### Exercise objective:
Wherever the word "Design" appears in a line, extract that line.

### Provided data:
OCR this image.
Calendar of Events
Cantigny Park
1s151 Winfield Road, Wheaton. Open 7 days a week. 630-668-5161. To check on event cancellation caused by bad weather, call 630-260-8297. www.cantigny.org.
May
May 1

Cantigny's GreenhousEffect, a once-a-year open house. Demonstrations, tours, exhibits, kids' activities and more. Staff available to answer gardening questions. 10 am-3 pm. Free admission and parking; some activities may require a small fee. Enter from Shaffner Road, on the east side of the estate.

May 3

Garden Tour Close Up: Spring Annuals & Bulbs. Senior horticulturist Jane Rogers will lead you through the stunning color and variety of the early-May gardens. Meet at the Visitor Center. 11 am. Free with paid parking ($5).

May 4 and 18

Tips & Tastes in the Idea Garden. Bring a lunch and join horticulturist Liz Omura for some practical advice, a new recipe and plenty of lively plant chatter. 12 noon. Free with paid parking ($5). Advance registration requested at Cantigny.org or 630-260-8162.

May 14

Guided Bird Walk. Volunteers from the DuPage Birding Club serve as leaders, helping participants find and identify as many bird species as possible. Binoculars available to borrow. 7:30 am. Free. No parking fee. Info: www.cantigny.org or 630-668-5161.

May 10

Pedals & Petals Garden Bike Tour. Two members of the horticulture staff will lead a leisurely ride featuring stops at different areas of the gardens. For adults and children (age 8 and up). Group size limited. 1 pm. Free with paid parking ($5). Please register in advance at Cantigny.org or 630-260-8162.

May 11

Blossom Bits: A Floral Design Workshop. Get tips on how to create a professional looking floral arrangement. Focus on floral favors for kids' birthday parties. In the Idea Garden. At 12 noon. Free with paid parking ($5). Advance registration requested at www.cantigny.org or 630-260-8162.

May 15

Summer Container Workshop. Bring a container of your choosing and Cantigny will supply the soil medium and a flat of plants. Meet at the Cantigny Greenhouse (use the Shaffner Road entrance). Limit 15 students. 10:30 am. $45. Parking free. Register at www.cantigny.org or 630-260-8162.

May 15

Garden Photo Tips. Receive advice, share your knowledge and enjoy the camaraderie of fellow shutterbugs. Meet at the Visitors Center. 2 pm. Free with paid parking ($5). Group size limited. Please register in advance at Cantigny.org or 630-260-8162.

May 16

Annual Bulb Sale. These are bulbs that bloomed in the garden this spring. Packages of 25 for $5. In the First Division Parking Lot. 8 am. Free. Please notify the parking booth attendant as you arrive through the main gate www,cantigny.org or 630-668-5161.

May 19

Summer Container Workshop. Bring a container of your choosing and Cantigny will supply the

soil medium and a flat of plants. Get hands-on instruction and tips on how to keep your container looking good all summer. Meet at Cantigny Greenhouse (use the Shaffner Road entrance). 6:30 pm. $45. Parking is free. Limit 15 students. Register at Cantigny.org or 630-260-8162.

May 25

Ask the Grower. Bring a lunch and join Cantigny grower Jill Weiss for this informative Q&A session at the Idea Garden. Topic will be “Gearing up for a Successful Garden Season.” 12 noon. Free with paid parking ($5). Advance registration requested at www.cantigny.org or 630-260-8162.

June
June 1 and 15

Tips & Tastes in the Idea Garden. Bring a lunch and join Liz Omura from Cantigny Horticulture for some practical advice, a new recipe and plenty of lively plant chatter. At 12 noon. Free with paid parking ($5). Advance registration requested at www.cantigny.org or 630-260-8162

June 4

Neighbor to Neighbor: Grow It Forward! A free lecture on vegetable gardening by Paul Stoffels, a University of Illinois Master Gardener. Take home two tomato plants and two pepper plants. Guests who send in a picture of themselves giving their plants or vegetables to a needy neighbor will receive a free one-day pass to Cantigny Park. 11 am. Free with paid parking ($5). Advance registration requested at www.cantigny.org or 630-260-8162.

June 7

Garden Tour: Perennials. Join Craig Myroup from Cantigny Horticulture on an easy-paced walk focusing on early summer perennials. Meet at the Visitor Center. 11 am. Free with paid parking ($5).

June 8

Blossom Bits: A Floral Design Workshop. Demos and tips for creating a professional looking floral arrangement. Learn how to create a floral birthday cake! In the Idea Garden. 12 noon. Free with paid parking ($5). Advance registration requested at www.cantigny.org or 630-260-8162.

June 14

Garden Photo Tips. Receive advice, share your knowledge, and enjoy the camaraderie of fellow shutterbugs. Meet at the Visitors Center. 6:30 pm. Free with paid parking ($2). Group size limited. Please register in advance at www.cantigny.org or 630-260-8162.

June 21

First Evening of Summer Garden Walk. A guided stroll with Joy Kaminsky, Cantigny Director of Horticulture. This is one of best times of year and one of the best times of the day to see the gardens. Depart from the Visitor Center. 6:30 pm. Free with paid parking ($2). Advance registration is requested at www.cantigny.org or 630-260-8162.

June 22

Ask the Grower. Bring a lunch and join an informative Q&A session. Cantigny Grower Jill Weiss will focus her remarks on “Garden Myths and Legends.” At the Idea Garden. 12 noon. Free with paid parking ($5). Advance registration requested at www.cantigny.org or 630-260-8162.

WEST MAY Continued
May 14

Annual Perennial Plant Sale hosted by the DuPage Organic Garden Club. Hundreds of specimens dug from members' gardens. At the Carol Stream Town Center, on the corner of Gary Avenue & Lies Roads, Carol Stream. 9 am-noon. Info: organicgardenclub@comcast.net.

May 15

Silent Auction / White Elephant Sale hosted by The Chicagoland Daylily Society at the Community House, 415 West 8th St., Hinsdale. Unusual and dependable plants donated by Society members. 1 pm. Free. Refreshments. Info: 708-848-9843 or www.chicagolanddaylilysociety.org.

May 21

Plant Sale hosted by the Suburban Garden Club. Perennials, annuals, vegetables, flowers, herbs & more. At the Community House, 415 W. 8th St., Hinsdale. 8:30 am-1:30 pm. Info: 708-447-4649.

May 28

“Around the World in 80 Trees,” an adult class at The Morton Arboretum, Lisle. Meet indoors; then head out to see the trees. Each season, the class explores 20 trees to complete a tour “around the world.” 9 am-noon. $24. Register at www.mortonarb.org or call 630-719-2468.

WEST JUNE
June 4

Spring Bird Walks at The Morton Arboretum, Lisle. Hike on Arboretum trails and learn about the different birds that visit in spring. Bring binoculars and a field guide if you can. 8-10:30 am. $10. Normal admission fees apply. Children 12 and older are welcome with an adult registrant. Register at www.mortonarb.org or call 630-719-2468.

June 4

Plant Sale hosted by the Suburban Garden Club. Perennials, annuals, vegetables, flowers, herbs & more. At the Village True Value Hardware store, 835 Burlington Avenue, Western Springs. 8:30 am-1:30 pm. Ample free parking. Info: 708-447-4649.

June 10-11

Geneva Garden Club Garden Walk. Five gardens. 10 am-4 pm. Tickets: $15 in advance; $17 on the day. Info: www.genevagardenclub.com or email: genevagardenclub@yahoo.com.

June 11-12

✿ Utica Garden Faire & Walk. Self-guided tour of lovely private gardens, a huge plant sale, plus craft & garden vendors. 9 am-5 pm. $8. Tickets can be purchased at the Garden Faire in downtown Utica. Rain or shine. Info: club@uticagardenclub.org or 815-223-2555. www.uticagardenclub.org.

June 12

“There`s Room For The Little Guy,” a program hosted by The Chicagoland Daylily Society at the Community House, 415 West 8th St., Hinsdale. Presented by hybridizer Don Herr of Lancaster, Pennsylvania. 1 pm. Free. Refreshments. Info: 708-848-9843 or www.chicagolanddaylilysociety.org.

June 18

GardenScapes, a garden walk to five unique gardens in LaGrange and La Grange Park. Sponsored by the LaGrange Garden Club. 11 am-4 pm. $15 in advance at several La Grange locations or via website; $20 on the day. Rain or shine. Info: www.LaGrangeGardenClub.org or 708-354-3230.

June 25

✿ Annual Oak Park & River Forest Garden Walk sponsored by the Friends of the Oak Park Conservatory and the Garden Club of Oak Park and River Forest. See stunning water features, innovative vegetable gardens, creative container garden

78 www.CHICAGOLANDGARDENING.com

### The solution:
Blossom Bits: A Floral Design Workshop. Get tips on how to create a professional looking floral arrangement. Focus on floral favors for kids' birthday parties. In the Idea Garden. At 12 noon. Free with paid parking ($5). Advance registration requested at www.cantigny.org or 630-260-8162.
Blossom Bits: A Floral Design Workshop. Demos and tips for creating a professional looking floral arrangement. Learn how to create a floral birthday cake! In the Idea Garden. 12 noon. Free with paid parking ($5). Advance registration requested at www.cantigny.org or 630-260-8162.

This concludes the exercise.